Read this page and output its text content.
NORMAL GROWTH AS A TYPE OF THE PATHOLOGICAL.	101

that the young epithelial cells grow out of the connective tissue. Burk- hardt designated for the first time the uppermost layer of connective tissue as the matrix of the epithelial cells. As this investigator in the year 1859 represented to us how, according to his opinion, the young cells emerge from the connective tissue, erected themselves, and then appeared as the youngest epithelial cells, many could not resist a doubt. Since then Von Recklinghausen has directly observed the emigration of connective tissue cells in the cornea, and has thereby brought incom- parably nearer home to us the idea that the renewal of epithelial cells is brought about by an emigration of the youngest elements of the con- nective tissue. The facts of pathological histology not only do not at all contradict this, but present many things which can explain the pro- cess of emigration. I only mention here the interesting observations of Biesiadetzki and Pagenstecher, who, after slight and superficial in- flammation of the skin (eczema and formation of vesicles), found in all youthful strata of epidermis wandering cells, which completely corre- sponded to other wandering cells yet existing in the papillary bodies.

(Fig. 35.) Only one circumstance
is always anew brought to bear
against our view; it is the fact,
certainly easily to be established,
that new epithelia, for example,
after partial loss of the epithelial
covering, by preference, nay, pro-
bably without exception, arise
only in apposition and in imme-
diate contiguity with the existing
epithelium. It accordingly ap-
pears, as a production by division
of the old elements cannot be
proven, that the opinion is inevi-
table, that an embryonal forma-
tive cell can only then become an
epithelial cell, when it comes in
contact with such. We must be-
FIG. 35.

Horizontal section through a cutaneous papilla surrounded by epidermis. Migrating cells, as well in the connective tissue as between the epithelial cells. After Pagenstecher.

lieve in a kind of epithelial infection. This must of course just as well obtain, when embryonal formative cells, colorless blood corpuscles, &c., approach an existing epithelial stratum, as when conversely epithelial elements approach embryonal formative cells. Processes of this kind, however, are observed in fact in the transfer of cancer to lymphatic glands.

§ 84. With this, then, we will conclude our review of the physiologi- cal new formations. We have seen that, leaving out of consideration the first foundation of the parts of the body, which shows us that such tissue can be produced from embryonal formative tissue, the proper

### PROBLEM DETAILS:
Exactly reproduce all of the entries above.

### SOLUTION TO THIS TASK:
Read this page and output its text content.
NORMAL GROWTH AS A TYPE OF THE PATHOLOGICAL.	101

that the young epithelial cells grow out of the connective tissue. Burk- hardt designated for the first time the uppermost layer of connective tissue as the matrix of the epithelial cells. As this investigator in the year 1859 represented to us how, according to his opinion, the young cells emerge from the connective tissue, erected themselves, and then appeared as the youngest epithelial cells, many could not resist a doubt. Since then Von Recklinghausen has directly observed the emigration of connective tissue cells in the cornea, and has thereby brought incom- parably nearer home to us the idea that the renewal of epithelial cells is brought about by an emigration of the youngest elements of the con- nective tissue. The facts of pathological histology not only do not at all contradict this, but present many things which can explain the pro- cess of emigration. I only mention here the interesting observations of Biesiadetzki and Pagenstecher, who, after slight and superficial in- flammation of the skin (eczema and formation of vesicles), found in all youthful strata of epidermis wandering cells, which completely corre- sponded to other wandering cells yet existing in the papillary bodies.

(Fig. 35.) Only one circumstance
is always anew brought to bear
against our view; it is the fact,
certainly easily to be established,
that new epithelia, for example,
after partial loss of the epithelial
covering, by preference, nay, pro-
bably without exception, arise
only in apposition and in imme-
diate contiguity with the existing
epithelium. It accordingly ap-
pears, as a production by division
of the old elements cannot be
proven, that the opinion is inevi-
table, that an embryonal forma-
tive cell can only then become an
epithelial cell, when it comes in
contact with such. We must be-
FIG. 35.

Horizontal section through a cutaneous papilla surrounded by epidermis. Migrating cells, as well in the connective tissue as between the epithelial cells. After Pagenstecher.

lieve in a kind of epithelial infection. This must of course just as well obtain, when embryonal formative cells, colorless blood corpuscles, &c., approach an existing epithelial stratum, as when conversely epithelial elements approach embryonal formative cells. Processes of this kind, however, are observed in fact in the transfer of cancer to lymphatic glands.

§ 84. With this, then, we will conclude our review of the physiologi- cal new formations. We have seen that, leaving out of consideration the first foundation of the parts of the body, which shows us that such tissue can be produced from embryonal formative tissue, the proper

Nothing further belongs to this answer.